PROMPT
Pull every line holding the string "xlabel" from the records below.

[Dataset records on visual material]
.....

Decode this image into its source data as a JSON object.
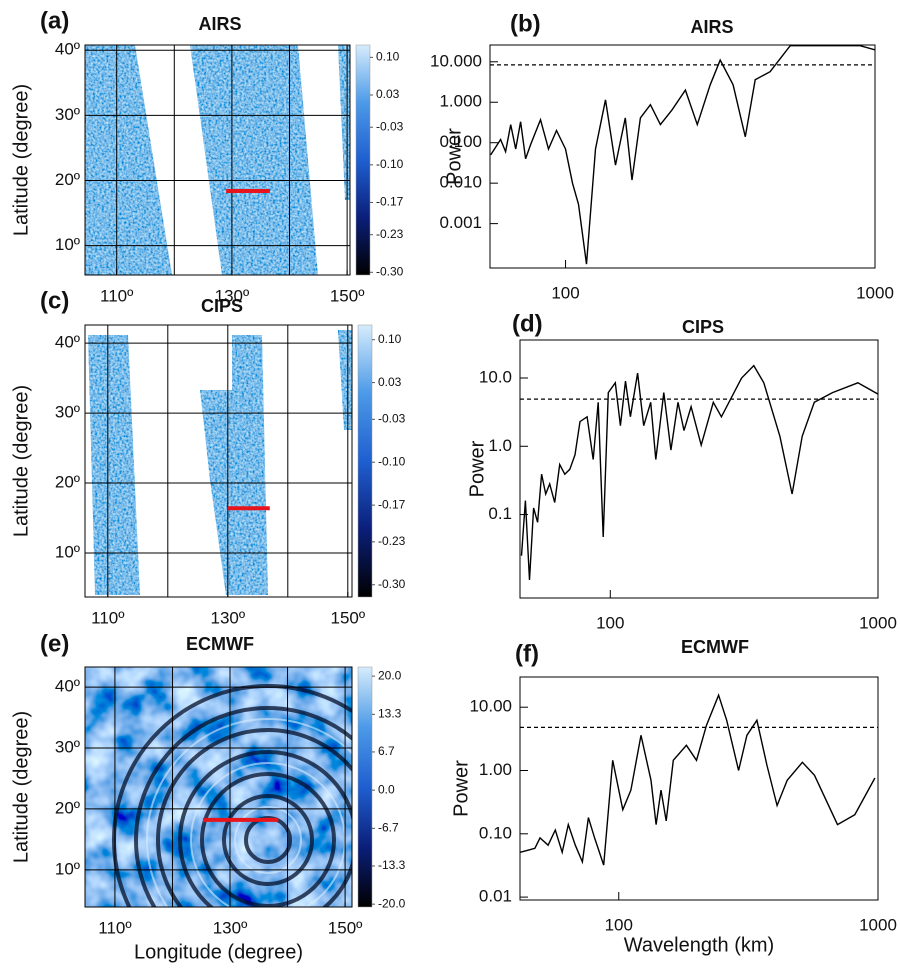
{
  "chart_data": [
    {
      "type": "map",
      "panel_label": "(a)",
      "title": "AIRS",
      "ylabel": "Latitude (degree)",
      "xlim": [
        104.5,
        150.5
      ],
      "ylim": [
        5.5,
        40.8
      ],
      "xticks": [
        {
          "value": 110,
          "label": "110º"
        },
        {
          "value": 130,
          "label": "130º"
        },
        {
          "value": 150,
          "label": "150º"
        }
      ],
      "yticks": [
        {
          "value": 10,
          "label": "10º"
        },
        {
          "value": 20,
          "label": "20º"
        },
        {
          "value": 30,
          "label": "30º"
        },
        {
          "value": 40,
          "label": "40º"
        }
      ],
      "xgrid": [
        110,
        120,
        130,
        140,
        150
      ],
      "highlight": {
        "x": [
          129,
          136.6
        ],
        "y": [
          18.4,
          18.4
        ],
        "color": "#e8141c"
      },
      "colorbar": {
        "lim": [
          -0.305,
          0.123
        ],
        "colors": [
          "#000000",
          "#0b1f7a",
          "#1f5fd0",
          "#4c9ae8",
          "#d6ecfc"
        ],
        "ticks": [
          {
            "value": 0.1,
            "label": "0.10"
          },
          0.03,
          -0.03,
          {
            "value": -0.1,
            "label": "-0.10"
          },
          -0.17,
          -0.23,
          {
            "value": -0.3,
            "label": "-0.30"
          }
        ]
      }
    },
    {
      "type": "line",
      "panel_label": "(b)",
      "title": "AIRS",
      "ylabel": "Power",
      "log_x": true,
      "log_y": true,
      "color": "#000000",
      "xlim": [
        57,
        1000
      ],
      "ylim": [
        8e-05,
        26
      ],
      "xticks": [
        100,
        1000
      ],
      "yticks": [
        {
          "value": 10,
          "label": "10.000"
        },
        {
          "value": 1,
          "label": "1.000"
        },
        {
          "value": 0.1,
          "label": "0.100"
        },
        {
          "value": 0.01,
          "label": "0.010"
        },
        0.001
      ],
      "reference_line": 8.4,
      "x": [
        57.3,
        61.7,
        64.0,
        66.5,
        69.0,
        71.6,
        74.3,
        77.1,
        83.0,
        88.1,
        93.5,
        100,
        105.3,
        110.1,
        116.9,
        125,
        134.6,
        145,
        156,
        164,
        174.6,
        188,
        202.5,
        221,
        244,
        266.5,
        293.5,
        316,
        348,
        381,
        410,
        458,
        532,
        716,
        895,
        1000
      ],
      "values": [
        0.05,
        0.12,
        0.06,
        0.28,
        0.07,
        0.33,
        0.04,
        0.09,
        0.37,
        0.07,
        0.2,
        0.07,
        0.01,
        0.003,
        0.0001,
        0.07,
        1.15,
        0.028,
        0.41,
        0.012,
        0.41,
        0.87,
        0.28,
        0.65,
        2.0,
        0.28,
        2.7,
        11,
        2.7,
        0.14,
        3.6,
        5.7,
        25,
        25,
        25,
        19.8
      ]
    },
    {
      "type": "map",
      "panel_label": "(c)",
      "title": "CIPS",
      "ylabel": "Latitude (degree)",
      "xlim": [
        106.2,
        150.7
      ],
      "ylim": [
        3.7,
        42.6
      ],
      "xticks": [
        {
          "value": 110,
          "label": "110º"
        },
        {
          "value": 130,
          "label": "130º"
        },
        {
          "value": 150,
          "label": "150º"
        }
      ],
      "yticks": [
        {
          "value": 10,
          "label": "10º"
        },
        {
          "value": 20,
          "label": "20º"
        },
        {
          "value": 30,
          "label": "30º"
        },
        {
          "value": 40,
          "label": "40º"
        }
      ],
      "xgrid": [
        110,
        120,
        130,
        140,
        150
      ],
      "highlight": {
        "x": [
          130,
          137
        ],
        "y": [
          16.4,
          16.4
        ],
        "color": "#e8141c"
      },
      "colorbar": {
        "lim": [
          -0.32,
          0.124
        ],
        "colors": [
          "#000000",
          "#0b1f7a",
          "#1f5fd0",
          "#4c9ae8",
          "#d6ecfc"
        ],
        "ticks": [
          {
            "value": 0.1,
            "label": "0.10"
          },
          0.03,
          -0.03,
          {
            "value": -0.1,
            "label": "-0.10"
          },
          -0.17,
          -0.23,
          {
            "value": -0.3,
            "label": "-0.30"
          }
        ]
      }
    },
    {
      "type": "line",
      "panel_label": "(d)",
      "title": "CIPS",
      "ylabel": "Power",
      "log_x": true,
      "log_y": true,
      "color": "#000000",
      "xlim": [
        46,
        1000
      ],
      "ylim": [
        0.006,
        36
      ],
      "xticks": [
        100,
        1000
      ],
      "yticks": [
        {
          "value": 10,
          "label": "10.0"
        },
        {
          "value": 1,
          "label": "1.0"
        },
        0.1
      ],
      "reference_line": 4.9,
      "x": [
        46.6,
        48.2,
        49.9,
        51.7,
        53.5,
        55.4,
        57.4,
        59.4,
        62.0,
        64.7,
        67.6,
        70.6,
        73.8,
        77.1,
        81.9,
        86.3,
        90.1,
        94.1,
        98.3,
        104.4,
        109.1,
        114,
        118.9,
        126.5,
        133.3,
        141.6,
        147.9,
        158.5,
        168.4,
        179,
        188.5,
        200.4,
        218.6,
        242.6,
        260,
        309.5,
        343.5,
        374.6,
        430,
        477.6,
        521,
        578,
        676,
        841,
        1000
      ],
      "values": [
        0.025,
        0.16,
        0.011,
        0.125,
        0.077,
        0.39,
        0.2,
        0.28,
        0.15,
        0.54,
        0.39,
        0.46,
        0.75,
        2.3,
        2.7,
        0.64,
        4.4,
        0.047,
        6.1,
        8.5,
        2.0,
        9,
        2.7,
        11.8,
        2.0,
        4.4,
        0.64,
        6.1,
        0.88,
        4.4,
        1.7,
        3.8,
        1.04,
        4.4,
        2.7,
        10,
        15.2,
        8.5,
        1.4,
        0.2,
        1.4,
        4.4,
        6.1,
        8.5,
        5.8
      ]
    },
    {
      "type": "map",
      "panel_label": "(e)",
      "title": "ECMWF",
      "ylabel": "Latitude (degree)",
      "xlabel": "Longitude (degree)",
      "xlim": [
        104.8,
        151.2
      ],
      "ylim": [
        3.9,
        43.3
      ],
      "xticks": [
        {
          "value": 110,
          "label": "110º"
        },
        {
          "value": 130,
          "label": "130º"
        },
        {
          "value": 150,
          "label": "150º"
        }
      ],
      "yticks": [
        {
          "value": 10,
          "label": "10º"
        },
        {
          "value": 20,
          "label": "20º"
        },
        {
          "value": 30,
          "label": "30º"
        },
        {
          "value": 40,
          "label": "40º"
        }
      ],
      "xgrid": [
        110,
        120,
        130,
        140,
        150
      ],
      "highlight": {
        "x": [
          125.3,
          138.4
        ],
        "y": [
          18.2,
          18.2
        ],
        "color": "#e8141c"
      },
      "colorbar": {
        "lim": [
          -20.5,
          21.6
        ],
        "colors": [
          "#000000",
          "#0b1f7a",
          "#1f5fd0",
          "#4c9ae8",
          "#d6ecfc"
        ],
        "ticks": [
          {
            "value": 20,
            "label": "20.0"
          },
          13.3,
          {
            "value": 6.7,
            "label": "6.7"
          },
          {
            "value": 0,
            "label": "0.0"
          },
          -6.7,
          -13.3,
          {
            "value": -20,
            "label": "-20.0"
          }
        ]
      }
    },
    {
      "type": "line",
      "panel_label": "(f)",
      "title": "ECMWF",
      "ylabel": "Power",
      "xlabel": "Wavelength (km)",
      "log_x": true,
      "log_y": true,
      "color": "#000000",
      "xlim": [
        41.6,
        1000
      ],
      "ylim": [
        0.009,
        30
      ],
      "xticks": [
        100,
        1000
      ],
      "yticks": [
        {
          "value": 10,
          "label": "10.00"
        },
        {
          "value": 1,
          "label": "1.00"
        },
        {
          "value": 0.1,
          "label": "0.10"
        },
        0.01
      ],
      "reference_line": 4.8,
      "x": [
        41.6,
        44.7,
        47.5,
        49.7,
        53.4,
        56.9,
        60.5,
        63.9,
        68.0,
        72.4,
        76.4,
        80.7,
        87.5,
        94.8,
        103.7,
        111.4,
        121.8,
        133.2,
        139.3,
        145.6,
        152.4,
        162.3,
        182.3,
        199.5,
        218,
        242.8,
        260.8,
        290,
        312,
        341,
        373,
        408,
        446.5,
        511,
        569,
        698,
        814,
        973
      ],
      "values": [
        0.051,
        0.055,
        0.059,
        0.086,
        0.066,
        0.115,
        0.051,
        0.14,
        0.066,
        0.036,
        0.18,
        0.086,
        0.032,
        1.45,
        0.24,
        0.49,
        3.6,
        0.7,
        0.14,
        0.49,
        0.16,
        1.45,
        2.5,
        1.45,
        5.2,
        15.5,
        6.2,
        1.0,
        3.6,
        6.2,
        1.2,
        0.28,
        0.7,
        1.35,
        0.84,
        0.14,
        0.2,
        0.76
      ]
    }
  ]
}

.....

THE SOLUTION
      "xlabel": "Longitude (degree)",
      "xlabel": "Wavelength (km)",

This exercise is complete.